Content starts

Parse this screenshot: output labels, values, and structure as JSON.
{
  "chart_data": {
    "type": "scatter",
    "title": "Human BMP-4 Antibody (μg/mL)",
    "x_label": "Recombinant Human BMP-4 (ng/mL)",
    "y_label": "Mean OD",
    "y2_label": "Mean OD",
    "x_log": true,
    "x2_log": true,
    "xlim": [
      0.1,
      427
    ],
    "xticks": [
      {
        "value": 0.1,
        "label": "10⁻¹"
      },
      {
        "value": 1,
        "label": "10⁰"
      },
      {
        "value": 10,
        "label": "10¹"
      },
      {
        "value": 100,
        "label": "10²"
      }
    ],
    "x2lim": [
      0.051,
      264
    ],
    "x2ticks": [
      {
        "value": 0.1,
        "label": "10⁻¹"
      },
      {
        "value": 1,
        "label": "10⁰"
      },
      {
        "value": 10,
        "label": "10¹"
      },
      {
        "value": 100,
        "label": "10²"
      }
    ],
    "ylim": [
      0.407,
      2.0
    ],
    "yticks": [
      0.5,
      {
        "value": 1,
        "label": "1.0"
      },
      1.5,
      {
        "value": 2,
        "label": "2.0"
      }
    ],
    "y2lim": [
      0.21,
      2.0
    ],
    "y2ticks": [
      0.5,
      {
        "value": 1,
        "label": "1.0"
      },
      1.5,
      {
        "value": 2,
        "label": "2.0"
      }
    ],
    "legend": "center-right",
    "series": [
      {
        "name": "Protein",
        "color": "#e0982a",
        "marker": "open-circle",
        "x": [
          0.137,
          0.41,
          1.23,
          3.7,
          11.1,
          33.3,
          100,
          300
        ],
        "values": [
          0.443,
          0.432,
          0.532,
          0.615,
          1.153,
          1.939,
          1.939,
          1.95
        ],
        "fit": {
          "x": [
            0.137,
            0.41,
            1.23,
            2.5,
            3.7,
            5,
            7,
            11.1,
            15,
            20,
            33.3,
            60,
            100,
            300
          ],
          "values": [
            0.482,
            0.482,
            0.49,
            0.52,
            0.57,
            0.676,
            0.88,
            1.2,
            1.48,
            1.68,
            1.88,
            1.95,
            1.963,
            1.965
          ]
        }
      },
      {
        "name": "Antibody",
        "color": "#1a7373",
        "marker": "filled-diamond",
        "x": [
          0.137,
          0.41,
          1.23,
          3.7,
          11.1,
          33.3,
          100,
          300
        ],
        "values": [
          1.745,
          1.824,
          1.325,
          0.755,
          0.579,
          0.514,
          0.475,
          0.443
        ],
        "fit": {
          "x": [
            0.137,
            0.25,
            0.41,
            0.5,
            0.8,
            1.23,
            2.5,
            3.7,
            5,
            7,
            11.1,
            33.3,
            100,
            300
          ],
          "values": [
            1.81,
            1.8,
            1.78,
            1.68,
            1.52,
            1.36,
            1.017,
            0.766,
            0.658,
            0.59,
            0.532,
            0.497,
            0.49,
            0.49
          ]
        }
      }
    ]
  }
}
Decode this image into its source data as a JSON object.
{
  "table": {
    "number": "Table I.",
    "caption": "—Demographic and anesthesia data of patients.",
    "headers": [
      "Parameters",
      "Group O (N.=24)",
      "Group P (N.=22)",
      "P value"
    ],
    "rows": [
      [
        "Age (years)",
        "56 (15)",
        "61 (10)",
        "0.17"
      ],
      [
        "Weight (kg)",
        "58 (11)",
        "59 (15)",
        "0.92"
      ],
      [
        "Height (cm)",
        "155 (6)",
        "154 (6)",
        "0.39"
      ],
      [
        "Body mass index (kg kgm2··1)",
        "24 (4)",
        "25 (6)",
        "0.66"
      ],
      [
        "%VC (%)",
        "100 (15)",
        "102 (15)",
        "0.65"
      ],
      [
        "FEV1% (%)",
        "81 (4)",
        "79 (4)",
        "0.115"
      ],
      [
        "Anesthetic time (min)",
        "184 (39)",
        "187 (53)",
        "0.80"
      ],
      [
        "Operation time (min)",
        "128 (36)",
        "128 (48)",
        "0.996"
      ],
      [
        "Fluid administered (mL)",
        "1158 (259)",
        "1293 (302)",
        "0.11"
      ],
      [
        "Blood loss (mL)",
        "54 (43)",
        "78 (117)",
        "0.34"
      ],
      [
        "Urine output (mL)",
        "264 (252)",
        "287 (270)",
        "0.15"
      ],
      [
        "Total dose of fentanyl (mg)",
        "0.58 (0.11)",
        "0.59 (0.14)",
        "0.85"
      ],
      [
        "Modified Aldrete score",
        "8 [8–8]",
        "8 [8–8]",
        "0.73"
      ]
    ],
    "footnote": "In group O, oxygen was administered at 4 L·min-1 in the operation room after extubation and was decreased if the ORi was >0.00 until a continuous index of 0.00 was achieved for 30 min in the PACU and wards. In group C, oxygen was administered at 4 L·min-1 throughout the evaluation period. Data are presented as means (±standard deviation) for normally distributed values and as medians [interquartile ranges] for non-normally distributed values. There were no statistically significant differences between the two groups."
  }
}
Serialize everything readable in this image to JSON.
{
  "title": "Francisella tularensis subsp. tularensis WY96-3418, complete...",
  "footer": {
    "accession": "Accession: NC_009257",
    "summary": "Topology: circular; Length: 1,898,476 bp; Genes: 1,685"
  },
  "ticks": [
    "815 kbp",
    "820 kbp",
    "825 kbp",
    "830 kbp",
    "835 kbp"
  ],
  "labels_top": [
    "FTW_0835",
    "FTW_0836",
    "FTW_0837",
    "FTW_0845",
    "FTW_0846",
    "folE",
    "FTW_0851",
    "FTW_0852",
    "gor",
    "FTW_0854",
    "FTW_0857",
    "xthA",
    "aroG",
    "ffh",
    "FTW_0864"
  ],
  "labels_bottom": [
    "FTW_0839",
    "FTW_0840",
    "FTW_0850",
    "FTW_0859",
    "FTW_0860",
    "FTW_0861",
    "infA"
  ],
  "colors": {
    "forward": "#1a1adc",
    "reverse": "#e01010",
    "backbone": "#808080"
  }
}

Content ends

Exercise brief →
Wherever "this" occurs in the records above, copy the line it sits in.

Reply to the exercise →
Parse this screenshot: output labels, values, and structure as JSON.
Decode this image into its source data as a JSON object.
Serialize everything readable in this image to JSON.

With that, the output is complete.